§ Task
Search the records for "icon" and copy each line that holds it.

────────────────────

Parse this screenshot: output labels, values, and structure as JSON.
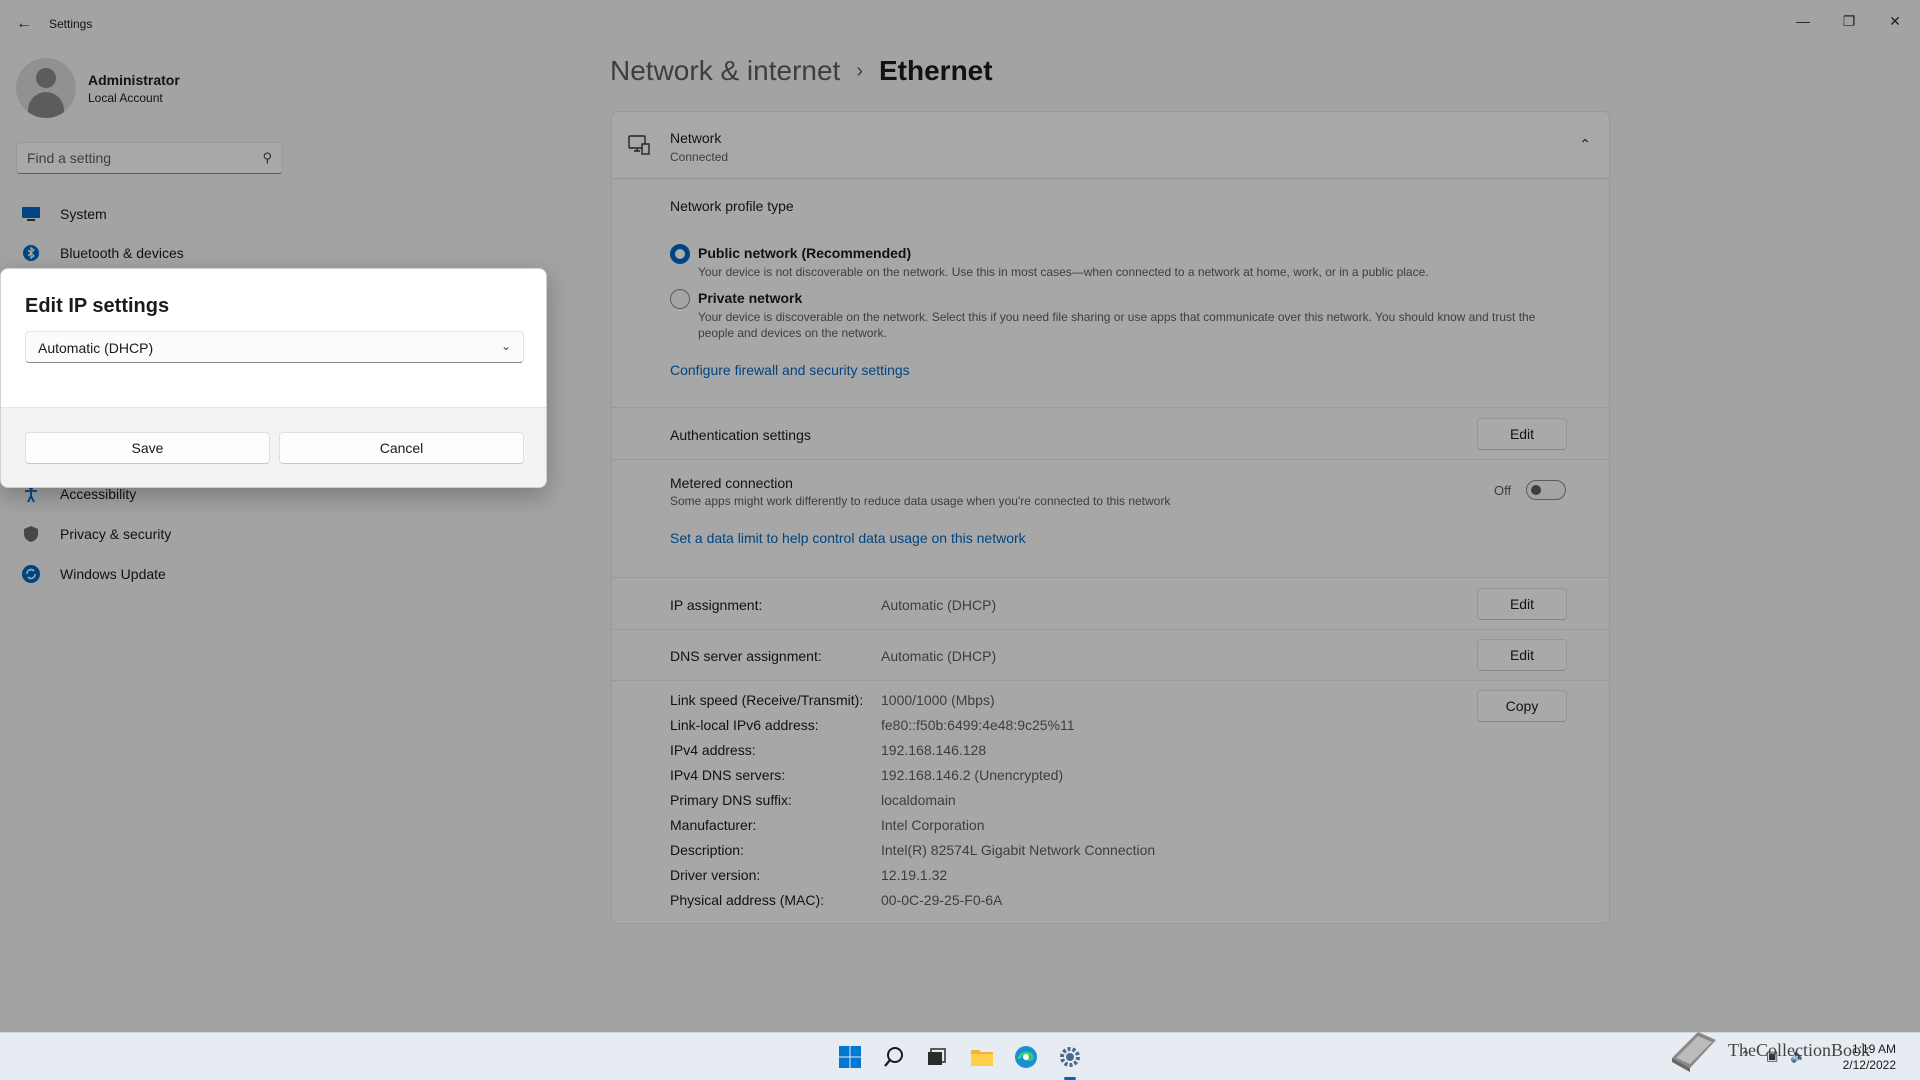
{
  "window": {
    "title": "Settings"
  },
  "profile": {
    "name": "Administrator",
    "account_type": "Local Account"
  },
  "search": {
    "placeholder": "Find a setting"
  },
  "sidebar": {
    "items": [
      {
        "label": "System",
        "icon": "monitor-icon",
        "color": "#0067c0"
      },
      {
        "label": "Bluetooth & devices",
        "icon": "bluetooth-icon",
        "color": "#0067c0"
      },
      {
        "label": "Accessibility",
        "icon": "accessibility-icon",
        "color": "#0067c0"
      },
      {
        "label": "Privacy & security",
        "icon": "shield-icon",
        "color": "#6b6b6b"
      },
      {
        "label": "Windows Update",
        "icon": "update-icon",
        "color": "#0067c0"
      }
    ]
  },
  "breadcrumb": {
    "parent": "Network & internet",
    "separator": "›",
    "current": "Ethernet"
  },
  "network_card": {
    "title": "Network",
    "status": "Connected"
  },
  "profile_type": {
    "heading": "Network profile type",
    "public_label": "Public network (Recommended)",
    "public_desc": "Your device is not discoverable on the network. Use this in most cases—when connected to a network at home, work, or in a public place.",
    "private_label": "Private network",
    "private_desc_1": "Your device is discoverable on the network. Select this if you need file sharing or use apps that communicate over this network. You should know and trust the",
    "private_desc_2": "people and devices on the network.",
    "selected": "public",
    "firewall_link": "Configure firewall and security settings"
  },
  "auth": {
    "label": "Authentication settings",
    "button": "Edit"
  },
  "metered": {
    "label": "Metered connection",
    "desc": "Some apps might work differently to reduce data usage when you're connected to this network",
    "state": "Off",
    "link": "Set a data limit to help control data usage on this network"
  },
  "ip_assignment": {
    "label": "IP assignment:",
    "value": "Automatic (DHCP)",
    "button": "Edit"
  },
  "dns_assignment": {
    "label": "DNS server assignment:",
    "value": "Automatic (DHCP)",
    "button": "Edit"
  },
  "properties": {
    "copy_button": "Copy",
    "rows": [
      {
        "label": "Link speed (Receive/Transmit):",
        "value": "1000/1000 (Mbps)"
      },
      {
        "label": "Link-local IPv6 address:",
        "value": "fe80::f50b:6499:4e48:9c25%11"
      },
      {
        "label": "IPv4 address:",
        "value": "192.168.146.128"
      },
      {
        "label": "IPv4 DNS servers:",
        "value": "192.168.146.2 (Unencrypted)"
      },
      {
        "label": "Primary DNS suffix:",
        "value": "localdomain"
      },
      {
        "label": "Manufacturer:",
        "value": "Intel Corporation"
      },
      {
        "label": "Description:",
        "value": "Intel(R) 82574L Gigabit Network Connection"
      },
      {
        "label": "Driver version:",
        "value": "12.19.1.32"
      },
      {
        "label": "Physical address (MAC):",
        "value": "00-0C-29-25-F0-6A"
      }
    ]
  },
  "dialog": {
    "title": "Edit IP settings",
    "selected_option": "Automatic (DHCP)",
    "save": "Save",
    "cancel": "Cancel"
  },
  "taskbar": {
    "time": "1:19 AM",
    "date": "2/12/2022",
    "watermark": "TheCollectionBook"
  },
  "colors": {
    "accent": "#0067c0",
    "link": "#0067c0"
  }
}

────────────────────

§ Result
        "icon": "monitor-icon",
        "icon": "bluetooth-icon",
        "icon": "accessibility-icon",
        "icon": "shield-icon",
        "icon": "update-icon",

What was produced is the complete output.